═════ Data extract ═════
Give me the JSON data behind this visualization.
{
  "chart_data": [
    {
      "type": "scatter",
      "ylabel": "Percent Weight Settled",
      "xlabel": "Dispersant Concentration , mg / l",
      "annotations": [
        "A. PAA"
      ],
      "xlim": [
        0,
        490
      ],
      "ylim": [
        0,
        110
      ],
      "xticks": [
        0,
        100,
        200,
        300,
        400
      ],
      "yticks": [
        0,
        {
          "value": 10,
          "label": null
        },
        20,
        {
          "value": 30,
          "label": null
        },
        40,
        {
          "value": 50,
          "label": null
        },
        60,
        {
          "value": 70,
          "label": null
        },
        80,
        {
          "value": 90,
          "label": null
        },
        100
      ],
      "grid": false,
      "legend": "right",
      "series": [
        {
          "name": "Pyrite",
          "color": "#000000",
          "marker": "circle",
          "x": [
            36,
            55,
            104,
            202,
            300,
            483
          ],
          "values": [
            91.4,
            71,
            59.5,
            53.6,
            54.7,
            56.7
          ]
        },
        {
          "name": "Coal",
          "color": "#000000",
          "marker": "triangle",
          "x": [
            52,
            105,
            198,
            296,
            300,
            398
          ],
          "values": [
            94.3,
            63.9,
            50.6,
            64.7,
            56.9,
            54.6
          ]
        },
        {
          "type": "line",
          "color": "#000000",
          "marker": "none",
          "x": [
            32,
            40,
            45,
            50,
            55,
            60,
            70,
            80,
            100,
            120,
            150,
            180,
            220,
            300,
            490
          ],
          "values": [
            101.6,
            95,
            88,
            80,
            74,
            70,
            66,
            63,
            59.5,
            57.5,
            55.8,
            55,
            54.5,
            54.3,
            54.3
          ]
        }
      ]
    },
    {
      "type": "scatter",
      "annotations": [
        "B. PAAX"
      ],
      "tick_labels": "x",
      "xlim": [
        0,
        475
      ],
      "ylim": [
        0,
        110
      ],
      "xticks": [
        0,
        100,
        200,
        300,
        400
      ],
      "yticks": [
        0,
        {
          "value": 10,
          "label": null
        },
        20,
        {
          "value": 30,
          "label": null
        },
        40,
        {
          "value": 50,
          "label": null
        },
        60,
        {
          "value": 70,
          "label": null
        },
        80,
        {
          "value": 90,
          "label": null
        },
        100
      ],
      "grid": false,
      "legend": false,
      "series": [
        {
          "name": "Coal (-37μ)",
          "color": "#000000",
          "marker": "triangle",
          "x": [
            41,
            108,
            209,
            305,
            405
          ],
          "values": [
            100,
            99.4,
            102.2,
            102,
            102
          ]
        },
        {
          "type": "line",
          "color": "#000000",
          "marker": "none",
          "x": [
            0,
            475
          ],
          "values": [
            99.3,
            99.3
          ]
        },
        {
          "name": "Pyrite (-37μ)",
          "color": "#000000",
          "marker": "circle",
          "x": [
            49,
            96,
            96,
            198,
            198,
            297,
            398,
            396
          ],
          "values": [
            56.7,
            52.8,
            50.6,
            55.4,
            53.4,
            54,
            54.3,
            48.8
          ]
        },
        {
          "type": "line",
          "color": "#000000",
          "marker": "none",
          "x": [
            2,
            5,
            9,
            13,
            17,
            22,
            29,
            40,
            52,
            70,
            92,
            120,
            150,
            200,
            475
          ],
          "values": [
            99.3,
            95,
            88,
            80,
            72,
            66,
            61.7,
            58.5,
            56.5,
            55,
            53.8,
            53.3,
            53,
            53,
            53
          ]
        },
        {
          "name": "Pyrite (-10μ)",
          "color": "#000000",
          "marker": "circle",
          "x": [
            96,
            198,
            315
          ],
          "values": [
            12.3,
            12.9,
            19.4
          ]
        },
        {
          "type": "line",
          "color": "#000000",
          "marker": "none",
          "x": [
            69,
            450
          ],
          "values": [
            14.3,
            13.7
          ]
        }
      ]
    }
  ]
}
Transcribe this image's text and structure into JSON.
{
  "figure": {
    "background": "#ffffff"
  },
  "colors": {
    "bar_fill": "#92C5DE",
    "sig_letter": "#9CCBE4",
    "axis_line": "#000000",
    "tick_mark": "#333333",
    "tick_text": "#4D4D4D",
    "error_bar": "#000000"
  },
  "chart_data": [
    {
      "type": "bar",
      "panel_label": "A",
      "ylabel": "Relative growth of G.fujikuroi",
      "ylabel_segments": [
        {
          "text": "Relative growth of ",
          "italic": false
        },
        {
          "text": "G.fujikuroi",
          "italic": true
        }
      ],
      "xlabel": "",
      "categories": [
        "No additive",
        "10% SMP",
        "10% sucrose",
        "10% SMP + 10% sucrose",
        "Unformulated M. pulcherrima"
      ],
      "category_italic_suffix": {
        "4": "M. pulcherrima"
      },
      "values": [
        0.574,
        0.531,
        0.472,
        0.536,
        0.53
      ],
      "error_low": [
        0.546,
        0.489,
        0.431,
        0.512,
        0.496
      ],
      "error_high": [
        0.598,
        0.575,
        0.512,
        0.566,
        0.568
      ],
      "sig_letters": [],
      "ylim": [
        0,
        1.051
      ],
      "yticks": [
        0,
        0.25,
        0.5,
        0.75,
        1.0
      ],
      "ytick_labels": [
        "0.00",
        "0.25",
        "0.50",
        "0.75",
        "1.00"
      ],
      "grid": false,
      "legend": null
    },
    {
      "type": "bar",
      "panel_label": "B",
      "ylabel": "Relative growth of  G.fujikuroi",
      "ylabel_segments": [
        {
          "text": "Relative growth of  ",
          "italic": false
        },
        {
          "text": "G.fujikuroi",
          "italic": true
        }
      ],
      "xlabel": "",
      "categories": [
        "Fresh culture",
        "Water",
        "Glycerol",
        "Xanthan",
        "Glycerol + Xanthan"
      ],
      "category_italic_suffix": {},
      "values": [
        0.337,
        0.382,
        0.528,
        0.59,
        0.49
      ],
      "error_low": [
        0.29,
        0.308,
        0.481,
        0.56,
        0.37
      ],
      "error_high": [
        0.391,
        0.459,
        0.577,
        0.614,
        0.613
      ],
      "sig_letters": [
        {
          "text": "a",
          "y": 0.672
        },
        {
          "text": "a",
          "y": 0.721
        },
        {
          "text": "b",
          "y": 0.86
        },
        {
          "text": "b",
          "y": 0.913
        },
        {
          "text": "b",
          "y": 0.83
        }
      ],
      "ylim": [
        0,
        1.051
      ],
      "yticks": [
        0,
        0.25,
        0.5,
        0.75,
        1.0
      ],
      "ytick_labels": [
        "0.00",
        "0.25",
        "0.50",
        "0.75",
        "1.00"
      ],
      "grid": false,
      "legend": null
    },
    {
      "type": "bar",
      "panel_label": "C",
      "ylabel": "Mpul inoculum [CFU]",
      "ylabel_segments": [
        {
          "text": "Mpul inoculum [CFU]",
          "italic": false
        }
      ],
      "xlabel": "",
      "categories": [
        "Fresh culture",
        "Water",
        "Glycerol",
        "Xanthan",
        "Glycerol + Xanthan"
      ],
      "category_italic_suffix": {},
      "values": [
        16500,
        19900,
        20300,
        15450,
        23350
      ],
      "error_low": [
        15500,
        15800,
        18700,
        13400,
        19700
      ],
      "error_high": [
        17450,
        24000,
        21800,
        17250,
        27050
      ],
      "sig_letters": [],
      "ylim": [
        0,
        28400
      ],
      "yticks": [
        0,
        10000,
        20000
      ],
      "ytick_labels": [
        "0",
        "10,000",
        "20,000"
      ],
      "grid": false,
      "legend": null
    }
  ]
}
═════
What you should do: Send back every record, precisely as written.

Solution to this exercise:
Give me the JSON data behind this visualization.
{
  "chart_data": [
    {
      "type": "scatter",
      "ylabel": "Percent Weight Settled",
      "xlabel": "Dispersant Concentration , mg / l",
      "annotations": [
        "A. PAA"
      ],
      "xlim": [
        0,
        490
      ],
      "ylim": [
        0,
        110
      ],
      "xticks": [
        0,
        100,
        200,
        300,
        400
      ],
      "yticks": [
        0,
        {
          "value": 10,
          "label": null
        },
        20,
        {
          "value": 30,
          "label": null
        },
        40,
        {
          "value": 50,
          "label": null
        },
        60,
        {
          "value": 70,
          "label": null
        },
        80,
        {
          "value": 90,
          "label": null
        },
        100
      ],
      "grid": false,
      "legend": "right",
      "series": [
        {
          "name": "Pyrite",
          "color": "#000000",
          "marker": "circle",
          "x": [
            36,
            55,
            104,
            202,
            300,
            483
          ],
          "values": [
            91.4,
            71,
            59.5,
            53.6,
            54.7,
            56.7
          ]
        },
        {
          "name": "Coal",
          "color": "#000000",
          "marker": "triangle",
          "x": [
            52,
            105,
            198,
            296,
            300,
            398
          ],
          "values": [
            94.3,
            63.9,
            50.6,
            64.7,
            56.9,
            54.6
          ]
        },
        {
          "type": "line",
          "color": "#000000",
          "marker": "none",
          "x": [
            32,
            40,
            45,
            50,
            55,
            60,
            70,
            80,
            100,
            120,
            150,
            180,
            220,
            300,
            490
          ],
          "values": [
            101.6,
            95,
            88,
            80,
            74,
            70,
            66,
            63,
            59.5,
            57.5,
            55.8,
            55,
            54.5,
            54.3,
            54.3
          ]
        }
      ]
    },
    {
      "type": "scatter",
      "annotations": [
        "B. PAAX"
      ],
      "tick_labels": "x",
      "xlim": [
        0,
        475
      ],
      "ylim": [
        0,
        110
      ],
      "xticks": [
        0,
        100,
        200,
        300,
        400
      ],
      "yticks": [
        0,
        {
          "value": 10,
          "label": null
        },
        20,
        {
          "value": 30,
          "label": null
        },
        40,
        {
          "value": 50,
          "label": null
        },
        60,
        {
          "value": 70,
          "label": null
        },
        80,
        {
          "value": 90,
          "label": null
        },
        100
      ],
      "grid": false,
      "legend": false,
      "series": [
        {
          "name": "Coal (-37μ)",
          "color": "#000000",
          "marker": "triangle",
          "x": [
            41,
            108,
            209,
            305,
            405
          ],
          "values": [
            100,
            99.4,
            102.2,
            102,
            102
          ]
        },
        {
          "type": "line",
          "color": "#000000",
          "marker": "none",
          "x": [
            0,
            475
          ],
          "values": [
            99.3,
            99.3
          ]
        },
        {
          "name": "Pyrite (-37μ)",
          "color": "#000000",
          "marker": "circle",
          "x": [
            49,
            96,
            96,
            198,
            198,
            297,
            398,
            396
          ],
          "values": [
            56.7,
            52.8,
            50.6,
            55.4,
            53.4,
            54,
            54.3,
            48.8
          ]
        },
        {
          "type": "line",
          "color": "#000000",
          "marker": "none",
          "x": [
            2,
            5,
            9,
            13,
            17,
            22,
            29,
            40,
            52,
            70,
            92,
            120,
            150,
            200,
            475
          ],
          "values": [
            99.3,
            95,
            88,
            80,
            72,
            66,
            61.7,
            58.5,
            56.5,
            55,
            53.8,
            53.3,
            53,
            53,
            53
          ]
        },
        {
          "name": "Pyrite (-10μ)",
          "color": "#000000",
          "marker": "circle",
          "x": [
            96,
            198,
            315
          ],
          "values": [
            12.3,
            12.9,
            19.4
          ]
        },
        {
          "type": "line",
          "color": "#000000",
          "marker": "none",
          "x": [
            69,
            450
          ],
          "values": [
            14.3,
            13.7
          ]
        }
      ]
    }
  ]
}
Transcribe this image's text and structure into JSON.
{
  "figure": {
    "background": "#ffffff"
  },
  "colors": {
    "bar_fill": "#92C5DE",
    "sig_letter": "#9CCBE4",
    "axis_line": "#000000",
    "tick_mark": "#333333",
    "tick_text": "#4D4D4D",
    "error_bar": "#000000"
  },
  "chart_data": [
    {
      "type": "bar",
      "panel_label": "A",
      "ylabel": "Relative growth of G.fujikuroi",
      "ylabel_segments": [
        {
          "text": "Relative growth of ",
          "italic": false
        },
        {
          "text": "G.fujikuroi",
          "italic": true
        }
      ],
      "xlabel": "",
      "categories": [
        "No additive",
        "10% SMP",
        "10% sucrose",
        "10% SMP + 10% sucrose",
        "Unformulated M. pulcherrima"
      ],
      "category_italic_suffix": {
        "4": "M. pulcherrima"
      },
      "values": [
        0.574,
        0.531,
        0.472,
        0.536,
        0.53
      ],
      "error_low": [
        0.546,
        0.489,
        0.431,
        0.512,
        0.496
      ],
      "error_high": [
        0.598,
        0.575,
        0.512,
        0.566,
        0.568
      ],
      "sig_letters": [],
      "ylim": [
        0,
        1.051
      ],
      "yticks": [
        0,
        0.25,
        0.5,
        0.75,
        1.0
      ],
      "ytick_labels": [
        "0.00",
        "0.25",
        "0.50",
        "0.75",
        "1.00"
      ],
      "grid": false,
      "legend": null
    },
    {
      "type": "bar",
      "panel_label": "B",
      "ylabel": "Relative growth of  G.fujikuroi",
      "ylabel_segments": [
        {
          "text": "Relative growth of  ",
          "italic": false
        },
        {
          "text": "G.fujikuroi",
          "italic": true
        }
      ],
      "xlabel": "",
      "categories": [
        "Fresh culture",
        "Water",
        "Glycerol",
        "Xanthan",
        "Glycerol + Xanthan"
      ],
      "category_italic_suffix": {},
      "values": [
        0.337,
        0.382,
        0.528,
        0.59,
        0.49
      ],
      "error_low": [
        0.29,
        0.308,
        0.481,
        0.56,
        0.37
      ],
      "error_high": [
        0.391,
        0.459,
        0.577,
        0.614,
        0.613
      ],
      "sig_letters": [
        {
          "text": "a",
          "y": 0.672
        },
        {
          "text": "a",
          "y": 0.721
        },
        {
          "text": "b",
          "y": 0.86
        },
        {
          "text": "b",
          "y": 0.913
        },
        {
          "text": "b",
          "y": 0.83
        }
      ],
      "ylim": [
        0,
        1.051
      ],
      "yticks": [
        0,
        0.25,
        0.5,
        0.75,
        1.0
      ],
      "ytick_labels": [
        "0.00",
        "0.25",
        "0.50",
        "0.75",
        "1.00"
      ],
      "grid": false,
      "legend": null
    },
    {
      "type": "bar",
      "panel_label": "C",
      "ylabel": "Mpul inoculum [CFU]",
      "ylabel_segments": [
        {
          "text": "Mpul inoculum [CFU]",
          "italic": false
        }
      ],
      "xlabel": "",
      "categories": [
        "Fresh culture",
        "Water",
        "Glycerol",
        "Xanthan",
        "Glycerol + Xanthan"
      ],
      "category_italic_suffix": {},
      "values": [
        16500,
        19900,
        20300,
        15450,
        23350
      ],
      "error_low": [
        15500,
        15800,
        18700,
        13400,
        19700
      ],
      "error_high": [
        17450,
        24000,
        21800,
        17250,
        27050
      ],
      "sig_letters": [],
      "ylim": [
        0,
        28400
      ],
      "yticks": [
        0,
        10000,
        20000
      ],
      "ytick_labels": [
        "0",
        "10,000",
        "20,000"
      ],
      "grid": false,
      "legend": null
    }
  ]
}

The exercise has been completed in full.